▶ **WRITTEN PROBLEM**
Copy each line of the records that holds the string "值得一提的是".

—————

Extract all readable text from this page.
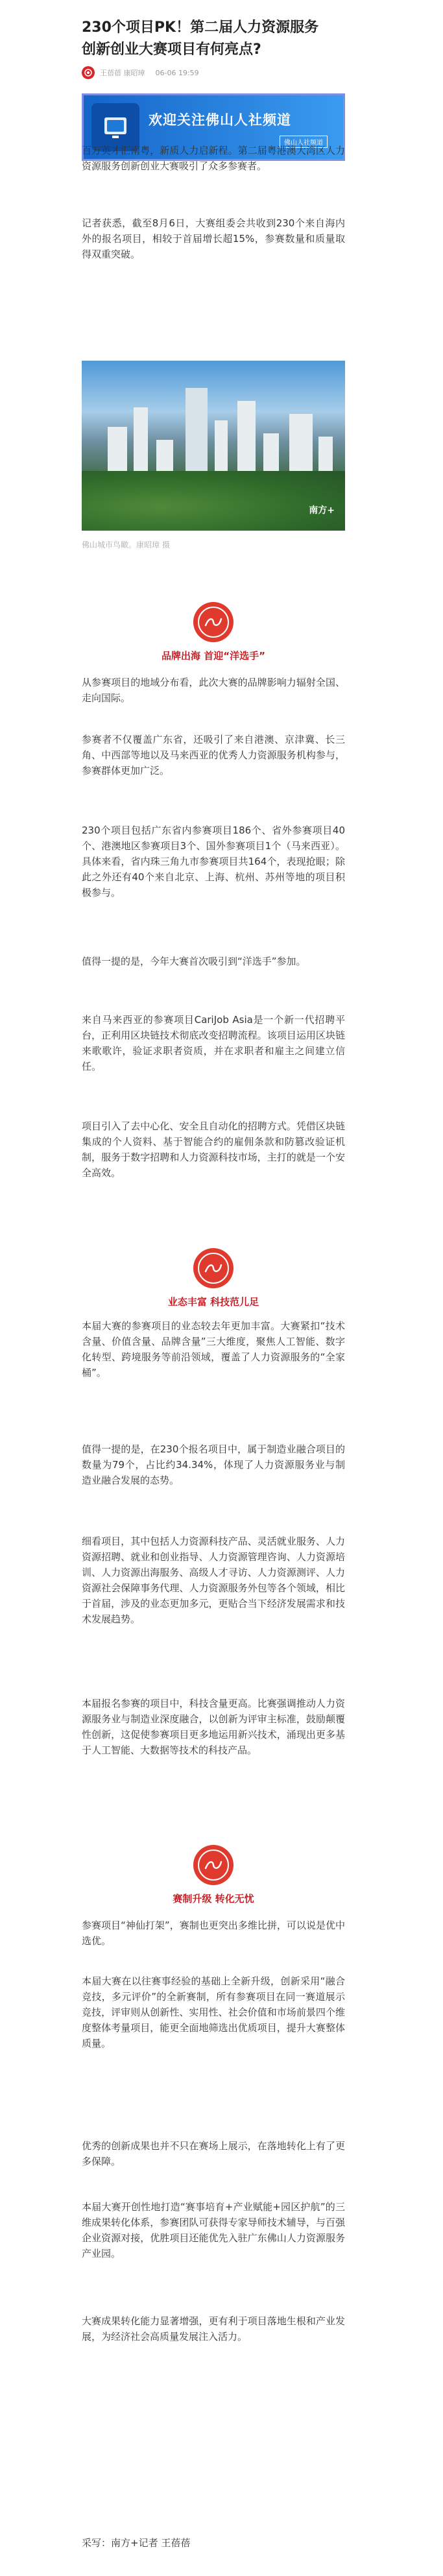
230个项目PK！第二届人力资源服务
创新创业大赛项目有何亮点?
王蓓蓓 康昭璋 06-06 19:59
欢迎关注佛山人社频道
佛山人社频道

百万英才汇南粤，新质人力启新程。第二届粤港澳大湾区人力资源服务创新创业大赛吸引了众多参赛者。

记者获悉，截至8月6日，大赛组委会共收到230个来自海内外的报名项目，相较于首届增长超15%，参赛数量和质量取得双重突破。

南方+
佛山城市鸟瞰。康昭璋 摄
品牌出海 首迎“洋选手”

从参赛项目的地域分布看，此次大赛的品牌影响力辐射全国、走向国际。

参赛者不仅覆盖广东省，还吸引了来自港澳、京津冀、长三角、中西部等地以及马来西亚的优秀人力资源服务机构参与，参赛群体更加广泛。

230个项目包括广东省内参赛项目186个、省外参赛项目40个、港澳地区参赛项目3个、国外参赛项目1个（马来西亚）。具体来看，省内珠三角九市参赛项目共164个，表现抢眼；除此之外还有40个来自北京、上海、杭州、苏州等地的项目积极参与。

值得一提的是，今年大赛首次吸引到“洋选手”参加。

来自马来西亚的参赛项目CariJob Asia是一个新一代招聘平台，正利用区块链技术彻底改变招聘流程。该项目运用区块链来歌歌许，验证求职者资质，并在求职者和雇主之间建立信任。

项目引入了去中心化、安全且自动化的招聘方式。凭借区块链集成的个人资料、基于智能合约的雇佣条款和防篡改验证机制，服务于数字招聘和人力资源科技市场，主打的就是一个安全高效。

业态丰富 科技范儿足

本届大赛的参赛项目的业态较去年更加丰富。大赛紧扣“技术含量、价值含量、品牌含量”三大维度，聚焦人工智能、数字化转型、跨境服务等前沿领域，覆盖了人力资源服务的“全家桶”。

值得一提的是，在230个报名项目中，属于制造业融合项目的数量为79个，占比约34.34%，体现了人力资源服务业与制造业融合发展的态势。

细看项目，其中包括人力资源科技产品、灵活就业服务、人力资源招聘、就业和创业指导、人力资源管理咨询、人力资源培训、人力资源出海服务、高级人才寻访、人力资源测评、人力资源社会保障事务代理、人力资源服务外包等各个领域，相比于首届，涉及的业态更加多元，更贴合当下经济发展需求和技术发展趋势。

本届报名参赛的项目中，科技含量更高。比赛强调推动人力资源服务业与制造业深度融合，以创新为评审主标准，鼓励颠覆性创新，这促使参赛项目更多地运用新兴技术，涌现出更多基于人工智能、大数据等技术的科技产品。

赛制升级 转化无忧

参赛项目“神仙打架”，赛制也更突出多维比拼，可以说是优中选优。

本届大赛在以往赛事经验的基础上全新升级，创新采用“融合竞技，多元评价”的全新赛制，所有参赛项目在同一赛道展示竞技，评审则从创新性、实用性、社会价值和市场前景四个维度整体考量项目，能更全面地筛选出优质项目，提升大赛整体质量。

优秀的创新成果也并不只在赛场上展示，在落地转化上有了更多保障。

本届大赛开创性地打造“赛事培育+产业赋能+园区护航”的三维成果转化体系，参赛团队可获得专家导师技术辅导，与百强企业资源对接，优胜项目还能优先入驻广东佛山人力资源服务产业园。

大赛成果转化能力显著增强，更有利于项目落地生根和产业发展，为经济社会高质量发展注入活力。

采写：南方+记者 王蓓蓓
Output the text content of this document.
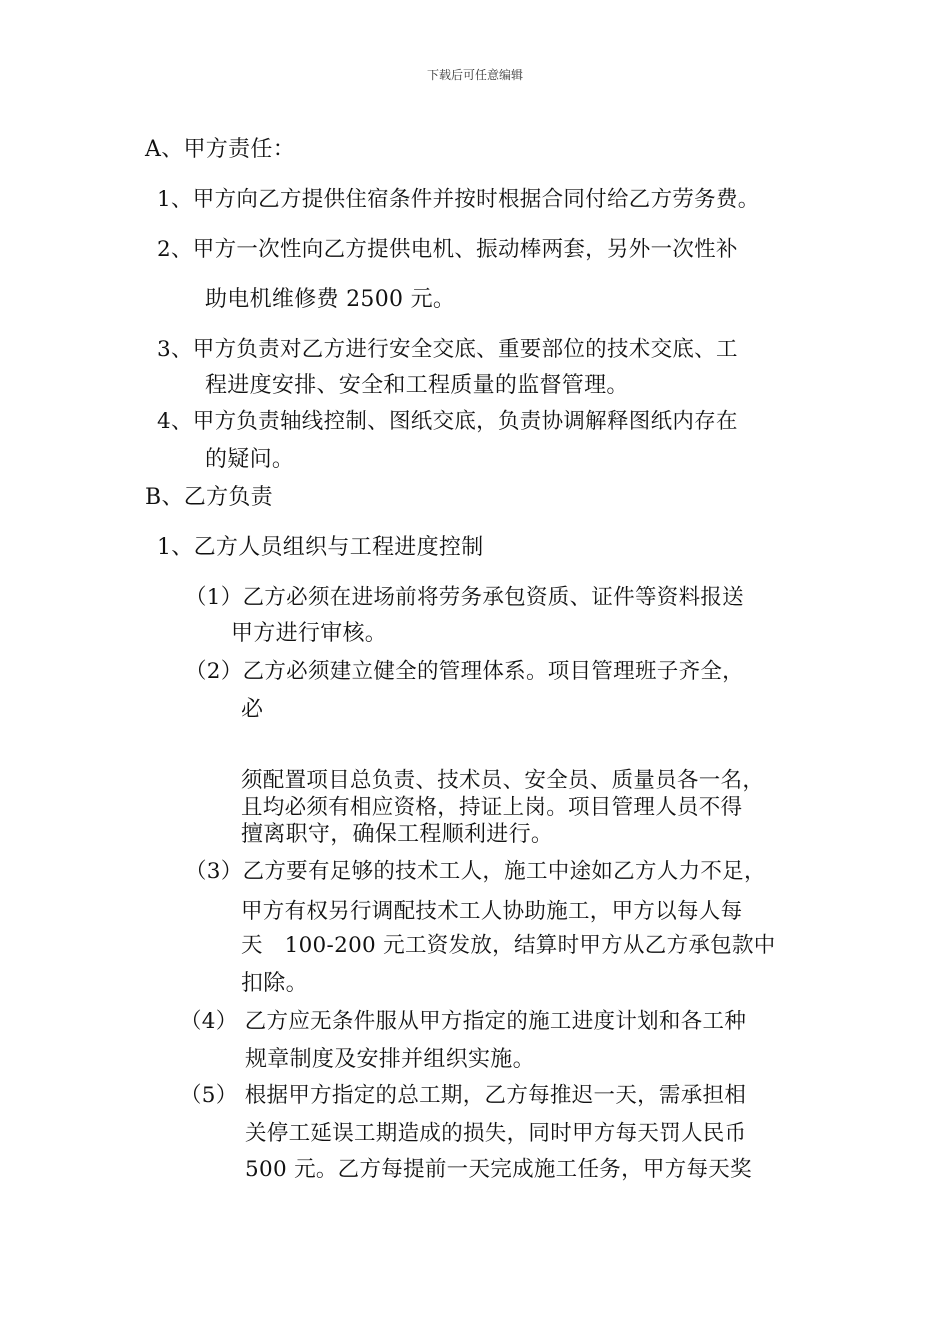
下载后可任意编辑
A、甲方责任：
1、甲方向乙方提供住宿条件并按时根据合同付给乙方劳务费。
2、甲方一次性向乙方提供电机、振动棒两套，另外一次性补
助电机维修费 2500 元。
3、甲方负责对乙方进行安全交底、重要部位的技术交底、工
程进度安排、安全和工程质量的监督管理。
4、甲方负责轴线控制、图纸交底，负责协调解释图纸内存在
的疑问。
B、乙方负责
1、乙方人员组织与工程进度控制
（1）乙方必须在进场前将劳务承包资质、证件等资料报送
甲方进行审核。
（2）乙方必须建立健全的管理体系。项目管理班子齐全，
必
须配置项目总负责、技术员、安全员、质量员各一名，
且均必须有相应资格，持证上岗。项目管理人员不得
擅离职守，确保工程顺利进行。
（3）乙方要有足够的技术工人，施工中途如乙方人力不足，
甲方有权另行调配技术工人协助施工，甲方以每人每
天　100-200 元工资发放，结算时甲方从乙方承包款中
扣除。
（4） 乙方应无条件服从甲方指定的施工进度计划和各工种
规章制度及安排并组织实施。
（5） 根据甲方指定的总工期，乙方每推迟一天，需承担相
关停工延误工期造成的损失，同时甲方每天罚人民币
500 元。乙方每提前一天完成施工任务，甲方每天奖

—————

▶ **FULL SOLUTION**
值得一提的是，今年大赛首次吸引到“洋选手”参加。
值得一提的是，在230个报名项目中，属于制造业融合项目的数量为79个，占比约34.34%，体现了人力资源服务业与制造业融合发展的态势。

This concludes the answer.